Exercise directions:
All of the material below is to be repeated exactly.

Material to process:

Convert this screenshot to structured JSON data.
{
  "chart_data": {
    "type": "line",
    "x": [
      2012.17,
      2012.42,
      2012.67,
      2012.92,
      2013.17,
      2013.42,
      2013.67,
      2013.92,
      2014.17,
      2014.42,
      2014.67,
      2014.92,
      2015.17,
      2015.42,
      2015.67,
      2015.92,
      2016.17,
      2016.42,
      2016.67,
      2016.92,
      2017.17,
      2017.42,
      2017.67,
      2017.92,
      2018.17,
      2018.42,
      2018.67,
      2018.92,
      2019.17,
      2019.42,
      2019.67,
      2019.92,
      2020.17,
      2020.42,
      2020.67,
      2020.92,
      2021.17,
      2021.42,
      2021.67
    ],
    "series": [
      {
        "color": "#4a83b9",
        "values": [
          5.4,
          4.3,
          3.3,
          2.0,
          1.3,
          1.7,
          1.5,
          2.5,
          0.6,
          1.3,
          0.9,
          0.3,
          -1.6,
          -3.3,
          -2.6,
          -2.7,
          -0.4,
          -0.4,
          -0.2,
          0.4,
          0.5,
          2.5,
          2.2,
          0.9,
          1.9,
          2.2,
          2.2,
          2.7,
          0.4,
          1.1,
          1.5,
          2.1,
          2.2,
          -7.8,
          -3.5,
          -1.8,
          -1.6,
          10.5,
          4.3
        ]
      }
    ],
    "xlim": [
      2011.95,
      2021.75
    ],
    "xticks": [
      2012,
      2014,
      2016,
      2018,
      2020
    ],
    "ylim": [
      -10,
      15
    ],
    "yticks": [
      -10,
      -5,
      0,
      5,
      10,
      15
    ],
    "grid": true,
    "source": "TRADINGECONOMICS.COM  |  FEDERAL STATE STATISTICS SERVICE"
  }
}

Full output:
Convert this screenshot to structured JSON data.
{
  "chart_data": {
    "type": "line",
    "x": [
      2012.17,
      2012.42,
      2012.67,
      2012.92,
      2013.17,
      2013.42,
      2013.67,
      2013.92,
      2014.17,
      2014.42,
      2014.67,
      2014.92,
      2015.17,
      2015.42,
      2015.67,
      2015.92,
      2016.17,
      2016.42,
      2016.67,
      2016.92,
      2017.17,
      2017.42,
      2017.67,
      2017.92,
      2018.17,
      2018.42,
      2018.67,
      2018.92,
      2019.17,
      2019.42,
      2019.67,
      2019.92,
      2020.17,
      2020.42,
      2020.67,
      2020.92,
      2021.17,
      2021.42,
      2021.67
    ],
    "series": [
      {
        "color": "#4a83b9",
        "values": [
          5.4,
          4.3,
          3.3,
          2.0,
          1.3,
          1.7,
          1.5,
          2.5,
          0.6,
          1.3,
          0.9,
          0.3,
          -1.6,
          -3.3,
          -2.6,
          -2.7,
          -0.4,
          -0.4,
          -0.2,
          0.4,
          0.5,
          2.5,
          2.2,
          0.9,
          1.9,
          2.2,
          2.2,
          2.7,
          0.4,
          1.1,
          1.5,
          2.1,
          2.2,
          -7.8,
          -3.5,
          -1.8,
          -1.6,
          10.5,
          4.3
        ]
      }
    ],
    "xlim": [
      2011.95,
      2021.75
    ],
    "xticks": [
      2012,
      2014,
      2016,
      2018,
      2020
    ],
    "ylim": [
      -10,
      15
    ],
    "yticks": [
      -10,
      -5,
      0,
      5,
      10,
      15
    ],
    "grid": true,
    "source": "TRADINGECONOMICS.COM  |  FEDERAL STATE STATISTICS SERVICE"
  }
}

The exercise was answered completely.